- **Consignes**
• a. Dans le commentaire sur Rimbaud, relevez tous les mots mis entre guillemets « » dans le paragraphe qui commence par « Ici encore, le lyrisme est à l'appel ». Ne notez chaque mot qu'une fois.
• b. D'après le commentaire sur Rimbaud, comment le « piéton » est-il présenté pour la première fois dans le quatrième alinéa ?
• c. Poursuivez le commentaire sur Rimbaud en partant de sa dernière phrase.

- **Texte fourni**
'''
Sur les routes, par des nuits d'hiver, sans
gîte, sans habits, sans pain, une voix étreignait mon cœur gelé
: "Faiblesse ou force : te voilà, c'est la force".
Ici encore, le lyrisme est à l’appel. Le paysage est à la fois réaliste
et symbolique. Les « bois nains » (plantations récentes, sans
doute), contrastant avec la « grand’route », apportent un effet
de réalité : il s’agit d’un paysage particulier —
il n’y a
pas des « bois nains » partout — que le lecteur explique spontanément
par l’existence d’un souvenir précis. Mais ces « bois nains »
suggèrent aussi, par contamination, un autre contraste, entre le
caractère imposant de la grand’route et la silhouette minuscule
du voyageur. Mêmes caractéristiques dans la proposition suivante :
la « rumeur » de chute d’eau produite par les écluses (quel est
exactement le contenu de cette petite notation réaliste :
déversement
du trop plein ? ouverture des écluses quand un bateau passe ?) paraît comme amplifiée :
elle « couvre » les pas du chemineau (connotation symbolique).
Enfin, l’adverbe « longtemps » suggère la lenteur de la marche,
et le spectacle « mélancolique » du couchant parachève la
description d’un ultime détail romantique. Le mot « lessive »
peint de façon presque triviale un ciel brouillé, qu’un dernier
soleil latéral parvient malgré tout à éclairer et comme à
laver. C’est une de ces géniales trouvailles permettant à
Rimbaud de renouveler une métaphore archi-usée (l’or du
couchant) et de lui conférer un aspect à la fois plus familier et
plus expressif.
Je serais bien l'enfant abandonné
sur la jetée partie à la haute mer, le petit valet, suivant l'allée
dont le front touche le ciel.
Le quatrième alinéa semble au premier abord répéter le précédent.
C’est au fond la même image du voyageur marchant, dans un décor
qui l’écrase, vers un horizon mélancolique. Mais de subtiles
différences marquent en fait un sensible changement de perspective.
D’abord, le « piéton » est présenté explicitement pour la
première fois comme un enfant. C’est toujours le vagabondage,
mais donné cette fois moins comme un destin imaginaire que comme
une réalité vécue dès l’enfance. C’est le thème de
l’enfance vagabonde, de « l’enfance mendiante » (« Vies II »).
Ensuite, sur le plan de l’écriture, on note un net renforcement
du registre pathétique : l’enfant est dit « abandonné »,
c’est un « petit valet », un petit pauvre. Le contraste entre la
petite taille du vagabond et le décor écrasant de sa marche (« la
haute mer », « le ciel ») se trouve singulièrement accentué.
Les deux nouveaux « chromos » proposés par ce paragraphe
constituent deux belles représentations plastiques de l’infini.
'''
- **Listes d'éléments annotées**
'''
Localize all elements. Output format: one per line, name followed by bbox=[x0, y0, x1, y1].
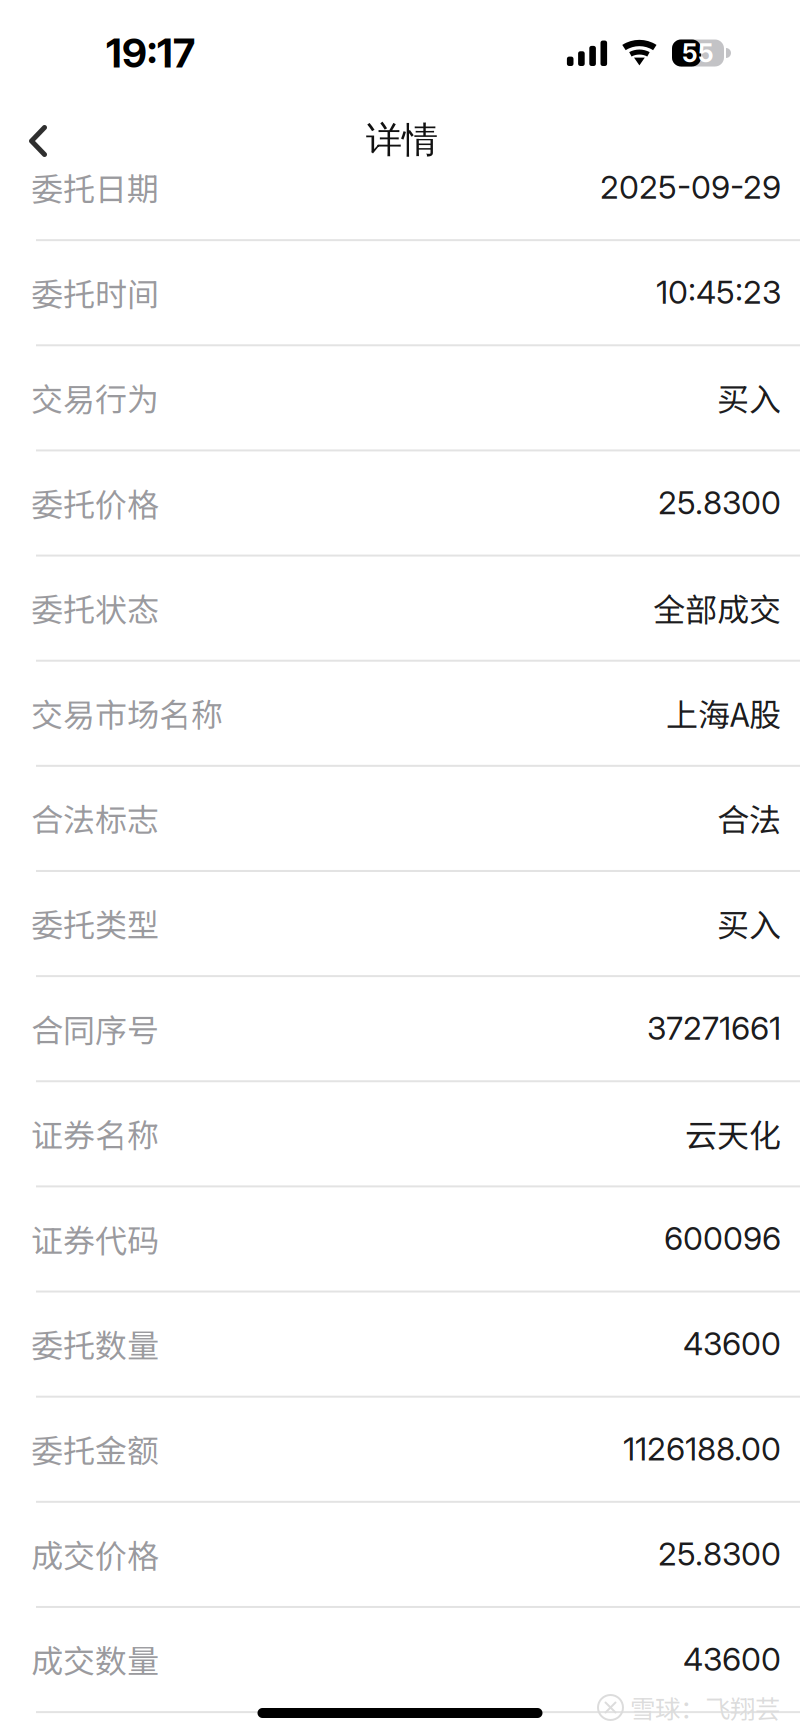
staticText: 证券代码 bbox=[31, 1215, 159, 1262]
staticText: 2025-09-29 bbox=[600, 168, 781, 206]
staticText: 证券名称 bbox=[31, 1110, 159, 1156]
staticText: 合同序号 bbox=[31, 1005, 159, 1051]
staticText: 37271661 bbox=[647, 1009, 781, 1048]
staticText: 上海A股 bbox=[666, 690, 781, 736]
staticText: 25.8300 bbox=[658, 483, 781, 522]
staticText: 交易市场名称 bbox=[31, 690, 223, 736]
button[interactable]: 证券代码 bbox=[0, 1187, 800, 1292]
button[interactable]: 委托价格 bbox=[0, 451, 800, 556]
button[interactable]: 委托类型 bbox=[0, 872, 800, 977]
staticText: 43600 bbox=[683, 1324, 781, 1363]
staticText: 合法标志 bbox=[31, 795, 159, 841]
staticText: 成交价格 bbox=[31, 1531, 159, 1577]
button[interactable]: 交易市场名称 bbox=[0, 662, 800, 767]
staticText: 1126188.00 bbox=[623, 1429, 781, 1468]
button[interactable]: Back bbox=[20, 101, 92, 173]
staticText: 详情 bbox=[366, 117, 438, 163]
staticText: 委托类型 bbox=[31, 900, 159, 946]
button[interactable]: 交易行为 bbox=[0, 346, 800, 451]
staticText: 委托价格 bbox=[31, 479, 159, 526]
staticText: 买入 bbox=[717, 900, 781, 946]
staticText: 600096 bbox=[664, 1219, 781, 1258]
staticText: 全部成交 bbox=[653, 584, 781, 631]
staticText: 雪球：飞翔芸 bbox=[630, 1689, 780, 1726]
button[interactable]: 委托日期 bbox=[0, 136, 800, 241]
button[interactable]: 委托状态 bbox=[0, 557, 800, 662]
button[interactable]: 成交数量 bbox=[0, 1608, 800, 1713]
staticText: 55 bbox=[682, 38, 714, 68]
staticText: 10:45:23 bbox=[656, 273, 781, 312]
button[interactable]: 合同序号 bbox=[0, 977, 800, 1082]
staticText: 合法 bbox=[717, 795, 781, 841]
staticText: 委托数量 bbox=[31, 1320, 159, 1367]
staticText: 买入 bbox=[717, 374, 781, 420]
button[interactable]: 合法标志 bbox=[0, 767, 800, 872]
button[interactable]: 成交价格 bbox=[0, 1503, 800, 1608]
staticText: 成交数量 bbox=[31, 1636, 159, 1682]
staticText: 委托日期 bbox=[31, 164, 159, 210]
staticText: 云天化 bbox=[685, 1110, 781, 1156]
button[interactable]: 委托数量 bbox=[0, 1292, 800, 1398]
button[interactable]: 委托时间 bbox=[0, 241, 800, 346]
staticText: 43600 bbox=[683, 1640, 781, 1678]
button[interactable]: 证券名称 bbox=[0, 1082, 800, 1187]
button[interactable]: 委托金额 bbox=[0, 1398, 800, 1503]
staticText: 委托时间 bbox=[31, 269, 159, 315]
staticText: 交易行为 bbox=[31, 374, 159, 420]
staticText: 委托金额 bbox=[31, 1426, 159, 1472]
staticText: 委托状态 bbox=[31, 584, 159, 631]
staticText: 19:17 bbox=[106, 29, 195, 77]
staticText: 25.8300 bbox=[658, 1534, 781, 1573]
'''
'''
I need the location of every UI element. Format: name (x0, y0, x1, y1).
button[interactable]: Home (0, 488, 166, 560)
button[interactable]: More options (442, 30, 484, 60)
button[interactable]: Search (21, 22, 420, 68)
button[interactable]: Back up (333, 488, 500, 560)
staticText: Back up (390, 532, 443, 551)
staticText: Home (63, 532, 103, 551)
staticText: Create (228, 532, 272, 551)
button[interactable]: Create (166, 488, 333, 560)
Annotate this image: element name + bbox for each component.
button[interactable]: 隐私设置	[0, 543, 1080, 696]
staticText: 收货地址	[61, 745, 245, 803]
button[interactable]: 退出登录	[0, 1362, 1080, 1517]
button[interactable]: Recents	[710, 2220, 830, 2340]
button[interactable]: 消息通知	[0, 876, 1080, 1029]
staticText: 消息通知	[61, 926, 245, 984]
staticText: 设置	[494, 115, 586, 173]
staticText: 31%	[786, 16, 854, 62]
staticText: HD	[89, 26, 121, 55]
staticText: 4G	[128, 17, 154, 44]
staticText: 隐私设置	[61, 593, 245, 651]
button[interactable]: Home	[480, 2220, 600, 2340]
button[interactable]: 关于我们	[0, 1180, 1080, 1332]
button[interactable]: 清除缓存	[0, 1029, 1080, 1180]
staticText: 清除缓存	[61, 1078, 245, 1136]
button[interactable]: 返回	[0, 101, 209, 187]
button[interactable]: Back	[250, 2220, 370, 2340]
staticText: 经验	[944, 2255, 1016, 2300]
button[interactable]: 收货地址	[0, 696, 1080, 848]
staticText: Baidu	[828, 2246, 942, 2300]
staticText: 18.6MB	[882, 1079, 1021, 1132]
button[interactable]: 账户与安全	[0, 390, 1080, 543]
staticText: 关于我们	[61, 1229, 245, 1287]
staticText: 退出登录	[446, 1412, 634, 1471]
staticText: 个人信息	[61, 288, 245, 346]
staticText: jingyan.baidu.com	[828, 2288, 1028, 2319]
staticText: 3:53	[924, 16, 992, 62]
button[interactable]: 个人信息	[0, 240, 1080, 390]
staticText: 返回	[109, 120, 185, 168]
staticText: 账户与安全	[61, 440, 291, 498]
'''
'''
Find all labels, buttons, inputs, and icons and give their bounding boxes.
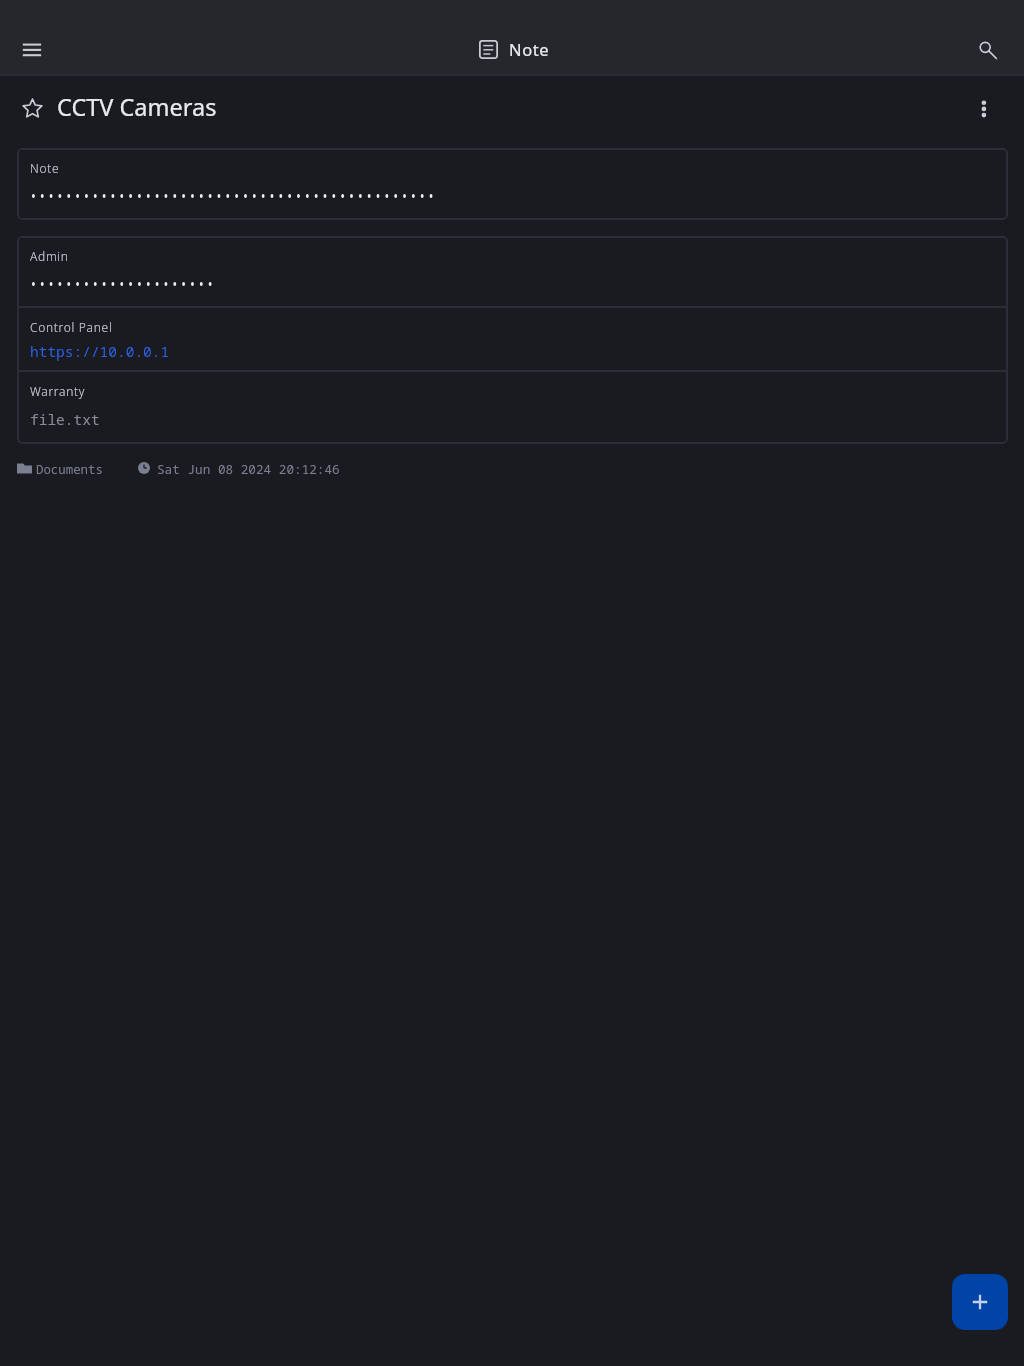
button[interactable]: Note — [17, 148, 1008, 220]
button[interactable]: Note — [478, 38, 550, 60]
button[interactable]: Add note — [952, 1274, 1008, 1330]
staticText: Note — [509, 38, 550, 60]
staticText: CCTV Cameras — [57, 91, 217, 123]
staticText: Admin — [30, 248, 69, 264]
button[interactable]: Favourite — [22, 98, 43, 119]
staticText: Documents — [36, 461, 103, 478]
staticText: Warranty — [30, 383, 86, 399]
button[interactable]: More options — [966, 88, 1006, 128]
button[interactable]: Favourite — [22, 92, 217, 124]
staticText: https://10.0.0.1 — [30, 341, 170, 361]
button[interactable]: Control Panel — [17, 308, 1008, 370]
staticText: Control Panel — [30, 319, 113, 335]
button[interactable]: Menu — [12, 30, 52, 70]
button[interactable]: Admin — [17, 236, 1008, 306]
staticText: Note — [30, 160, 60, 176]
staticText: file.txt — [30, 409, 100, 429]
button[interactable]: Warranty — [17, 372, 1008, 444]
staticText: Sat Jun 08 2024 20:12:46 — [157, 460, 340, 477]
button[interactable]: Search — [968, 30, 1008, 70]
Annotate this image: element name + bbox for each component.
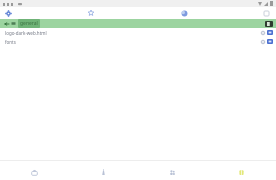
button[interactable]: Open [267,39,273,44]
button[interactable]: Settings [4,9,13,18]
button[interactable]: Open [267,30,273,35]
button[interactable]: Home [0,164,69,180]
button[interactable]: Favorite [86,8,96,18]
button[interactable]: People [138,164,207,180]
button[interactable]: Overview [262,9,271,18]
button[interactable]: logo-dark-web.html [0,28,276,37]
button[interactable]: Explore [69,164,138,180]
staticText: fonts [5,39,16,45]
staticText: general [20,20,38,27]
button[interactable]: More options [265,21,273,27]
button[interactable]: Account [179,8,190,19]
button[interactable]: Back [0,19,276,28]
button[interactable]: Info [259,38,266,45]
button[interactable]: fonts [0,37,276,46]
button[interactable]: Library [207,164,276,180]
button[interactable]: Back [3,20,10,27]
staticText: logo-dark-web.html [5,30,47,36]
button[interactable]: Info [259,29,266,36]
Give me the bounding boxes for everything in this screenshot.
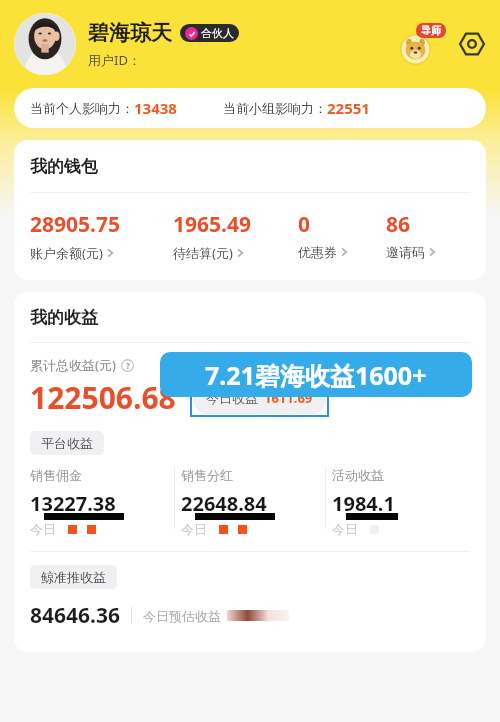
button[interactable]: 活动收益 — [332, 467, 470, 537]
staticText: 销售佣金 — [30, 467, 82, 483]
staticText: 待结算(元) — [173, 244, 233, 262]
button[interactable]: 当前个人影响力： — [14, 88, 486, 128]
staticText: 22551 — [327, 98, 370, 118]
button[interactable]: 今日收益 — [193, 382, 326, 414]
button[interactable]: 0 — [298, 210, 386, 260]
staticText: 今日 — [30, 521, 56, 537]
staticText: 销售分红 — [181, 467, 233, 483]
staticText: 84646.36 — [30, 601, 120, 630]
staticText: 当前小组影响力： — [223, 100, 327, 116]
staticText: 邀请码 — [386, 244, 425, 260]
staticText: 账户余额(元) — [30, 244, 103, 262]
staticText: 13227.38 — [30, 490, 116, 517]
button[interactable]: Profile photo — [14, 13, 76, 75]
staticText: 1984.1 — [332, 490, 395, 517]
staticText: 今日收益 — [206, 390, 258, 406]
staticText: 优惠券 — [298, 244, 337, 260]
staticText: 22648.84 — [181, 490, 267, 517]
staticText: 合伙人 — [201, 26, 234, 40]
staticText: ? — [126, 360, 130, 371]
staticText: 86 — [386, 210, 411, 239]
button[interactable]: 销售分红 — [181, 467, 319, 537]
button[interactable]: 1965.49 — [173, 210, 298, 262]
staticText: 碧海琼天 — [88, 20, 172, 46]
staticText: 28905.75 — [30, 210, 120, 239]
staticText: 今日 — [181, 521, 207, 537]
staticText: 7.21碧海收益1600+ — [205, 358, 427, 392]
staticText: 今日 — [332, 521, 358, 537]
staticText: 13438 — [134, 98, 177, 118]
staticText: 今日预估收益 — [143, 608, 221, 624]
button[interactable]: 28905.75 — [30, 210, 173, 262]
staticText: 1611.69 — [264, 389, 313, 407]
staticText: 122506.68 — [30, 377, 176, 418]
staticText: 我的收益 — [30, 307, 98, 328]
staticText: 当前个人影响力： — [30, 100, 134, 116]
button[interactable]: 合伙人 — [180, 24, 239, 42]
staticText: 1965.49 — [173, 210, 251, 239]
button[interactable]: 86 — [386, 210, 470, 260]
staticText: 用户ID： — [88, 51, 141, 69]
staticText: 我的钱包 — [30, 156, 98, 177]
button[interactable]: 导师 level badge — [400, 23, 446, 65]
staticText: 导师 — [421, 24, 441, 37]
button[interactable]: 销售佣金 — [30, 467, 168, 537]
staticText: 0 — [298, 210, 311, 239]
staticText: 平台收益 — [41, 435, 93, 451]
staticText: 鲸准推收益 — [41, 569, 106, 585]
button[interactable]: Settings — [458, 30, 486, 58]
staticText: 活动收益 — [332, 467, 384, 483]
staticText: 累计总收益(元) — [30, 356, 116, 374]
'''
- **Corrigé**
• a. bois nains ; grand'route ; rumeur ; couvre ; longtemps ; mélancolique ; lessive

• b. Il est présenté explicitement comme un enfant.

• c.
L’une décrit une jetée s’avançant dans la mer comme un navire
en partance (on pense aux "péninsules démarrées" du
"Bateau ivre"). L’autre, par une sorte d’illusion d’optique,
peint une route semblant monter à l’assaut du ciel : une métaphore
personnifiante (« front ») désigne le point le plus éloigné de
l’allée ; ce point de fuite est situé en haut, contre la ligne
d’horizon, comme sur une gravure. Dans les deux cas, une idée de
marche à l’Inconnu (qui n’est pas sans rappeler l’allégorie
du « Bateau ivre ») évoque de façon plus nette que le précédent
alinéa le mythe de l’enfant-poète, du poète voleur de feu,
auquel Rimbaud a voulu s’identifier.
Enfin, le verbe « être » est maintenant conjugué au conditionnel
(« je serais » remplace « je suis ») et complété par
l’adverbe « bien » avec le sens d’une hypothèse probable : il
se pourrait bien que je sois réellement cela, semble dire Rimbaud.
Autrement dit, parmi les trois identités splendides dont il vient
de dresser le panorama (le saint, le savant, le piéton de la
grand’route), il se pourrait bien que la troisième soit celle qui
décrit le mieux son destin réel, à condition toutefois de
supprimer ce qu'il pouvait y avoir de romantique dans l'évocation de l'alinéa
3 : l'image
du promeneur solitaire ("Sensation"), du fugueur
héroïque ("Ma Bohême"), du bandit de grand chemin
("Mauvais sang").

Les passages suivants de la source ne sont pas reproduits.